- _Do this_
Report, word for word, every line of the material that contains "Configuration".

▶

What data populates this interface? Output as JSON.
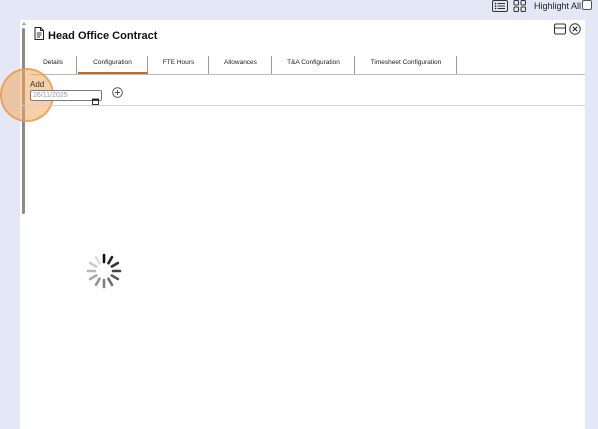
{
  "topbar": {
    "list_view_icon": "list-view-icon",
    "grid_view_icon": "grid-view-icon",
    "highlight_all_label": "Highlight All",
    "highlight_all_checked": false
  },
  "panel": {
    "title": "Head Office Contract",
    "title_icon": "document-icon",
    "window_icon": "window-restore-icon",
    "close_icon": "close-circle-icon"
  },
  "tabs": [
    {
      "label": "Details",
      "active": false
    },
    {
      "label": "Configuration",
      "active": true
    },
    {
      "label": "FTE Hours",
      "active": false
    },
    {
      "label": "Allowances",
      "active": false
    },
    {
      "label": "T&A Configuration",
      "active": false
    },
    {
      "label": "Timesheet Configuration",
      "active": false
    }
  ],
  "add_section": {
    "label": "Add",
    "date_value": "26/11/2025",
    "calendar_icon": "calendar-icon",
    "add_icon": "add-circle-icon"
  },
  "loading": {
    "spinner_icon": "loading-spinner-icon"
  },
  "colors": {
    "accent": "#c46a24",
    "background": "#e4e8f6",
    "panel": "#ffffff",
    "focus_highlight": "#f0a860"
  }
}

◀

- _Task output_
      "label": "Configuration",
      "label": "T&A Configuration",
      "label": "Timesheet Configuration",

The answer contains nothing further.